→ **SHORT TASK**
Exclude images, then output the remaining data verbatim.

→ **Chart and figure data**

☆ ☆ ☆ ☆

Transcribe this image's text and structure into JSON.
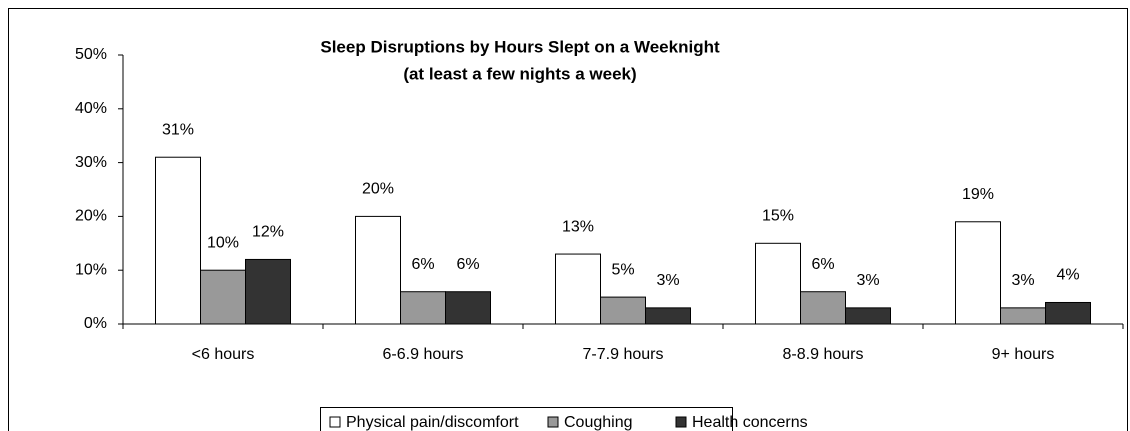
{
  "chart_data": {
    "type": "bar",
    "title": "Sleep Disruptions by Hours Slept on a Weeknight",
    "subtitle": "(at least a few nights a week)",
    "categories": [
      "<6 hours",
      "6-6.9 hours",
      "7-7.9 hours",
      "8-8.9 hours",
      "9+ hours"
    ],
    "series": [
      {
        "name": "Physical pain/discomfort",
        "color": "#ffffff",
        "values": [
          31,
          20,
          13,
          15,
          19
        ],
        "value_labels": [
          "31%",
          "20%",
          "13%",
          "15%",
          "19%"
        ]
      },
      {
        "name": "Coughing",
        "color": "#999999",
        "values": [
          10,
          6,
          5,
          6,
          3
        ],
        "value_labels": [
          "10%",
          "6%",
          "5%",
          "6%",
          "3%"
        ]
      },
      {
        "name": "Health concerns",
        "color": "#333333",
        "values": [
          12,
          6,
          3,
          3,
          4
        ],
        "value_labels": [
          "12%",
          "6%",
          "3%",
          "3%",
          "4%"
        ]
      }
    ],
    "ylim": [
      0,
      50
    ],
    "yticks": [
      {
        "value": 0,
        "label": "0%"
      },
      {
        "value": 10,
        "label": "10%"
      },
      {
        "value": 20,
        "label": "20%"
      },
      {
        "value": 30,
        "label": "30%"
      },
      {
        "value": 40,
        "label": "40%"
      },
      {
        "value": 50,
        "label": "50%"
      }
    ],
    "grid": false,
    "legend": "bottom"
  }
}
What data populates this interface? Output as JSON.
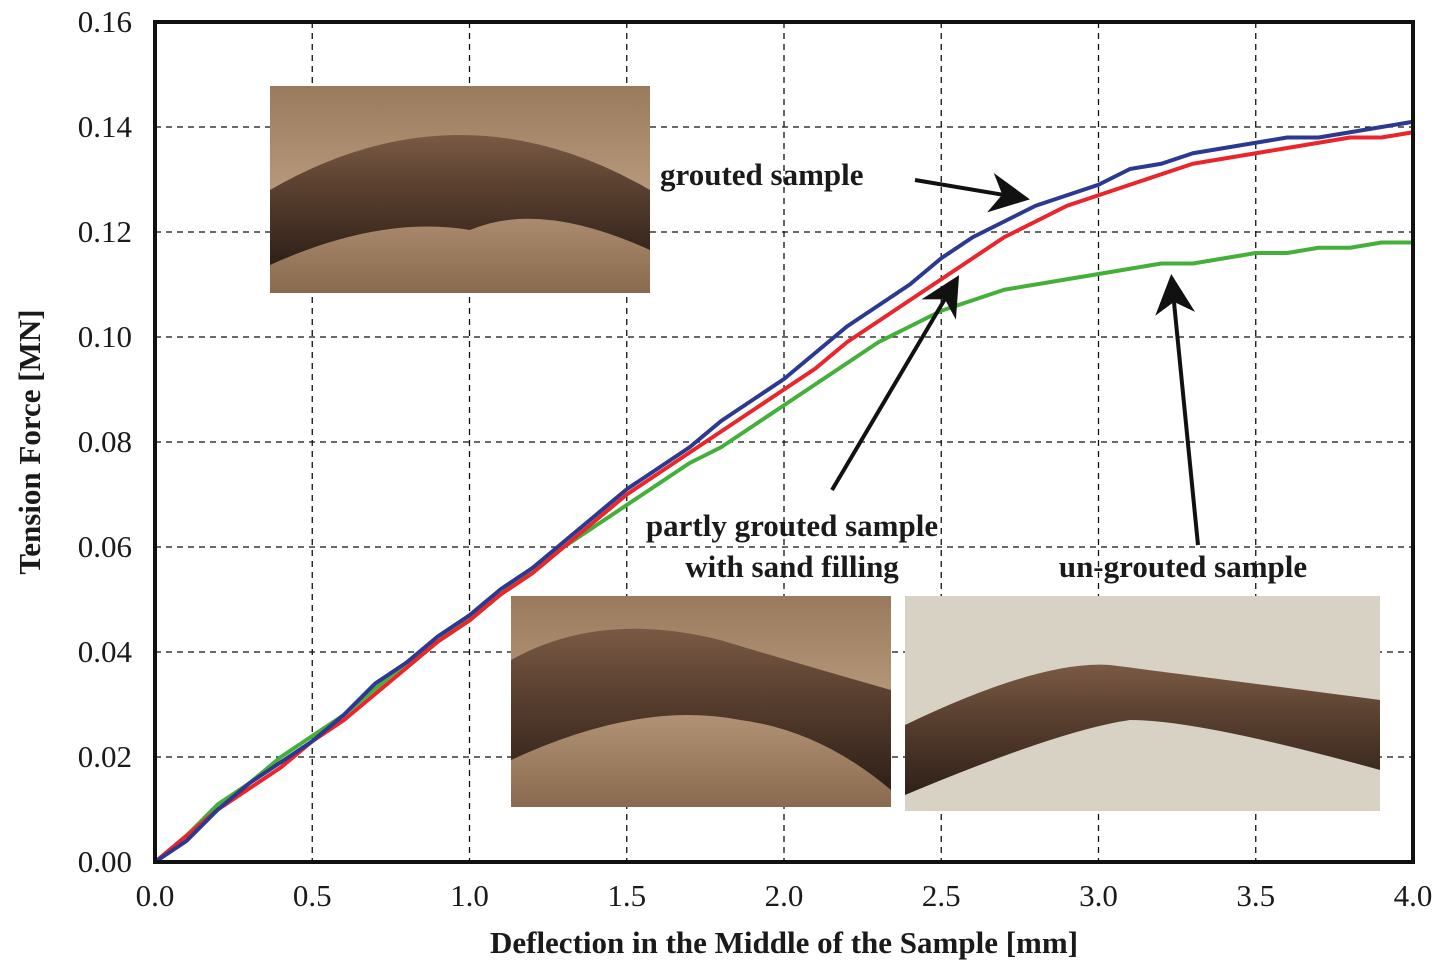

☆ ☆ ☆ ☆

→ **EXERCISE OUTPUT**
Transcribe this image's text and structure into JSON.
{
  "chart_data": {
    "type": "bar",
    "title": "Sleep Disruptions by Hours Slept on a Weeknight",
    "subtitle": "(at least a few nights a week)",
    "categories": [
      "<6 hours",
      "6-6.9 hours",
      "7-7.9 hours",
      "8-8.9 hours",
      "9+ hours"
    ],
    "series": [
      {
        "name": "Physical pain/discomfort",
        "color": "#ffffff",
        "values": [
          31,
          20,
          13,
          15,
          19
        ],
        "value_labels": [
          "31%",
          "20%",
          "13%",
          "15%",
          "19%"
        ]
      },
      {
        "name": "Coughing",
        "color": "#999999",
        "values": [
          10,
          6,
          5,
          6,
          3
        ],
        "value_labels": [
          "10%",
          "6%",
          "5%",
          "6%",
          "3%"
        ]
      },
      {
        "name": "Health concerns",
        "color": "#333333",
        "values": [
          12,
          6,
          3,
          3,
          4
        ],
        "value_labels": [
          "12%",
          "6%",
          "3%",
          "3%",
          "4%"
        ]
      }
    ],
    "ylim": [
      0,
      50
    ],
    "yticks": [
      {
        "value": 0,
        "label": "0%"
      },
      {
        "value": 10,
        "label": "10%"
      },
      {
        "value": 20,
        "label": "20%"
      },
      {
        "value": 30,
        "label": "30%"
      },
      {
        "value": 40,
        "label": "40%"
      },
      {
        "value": 50,
        "label": "50%"
      }
    ],
    "grid": false,
    "legend": "bottom"
  }
}
What data populates this interface? Output as JSON.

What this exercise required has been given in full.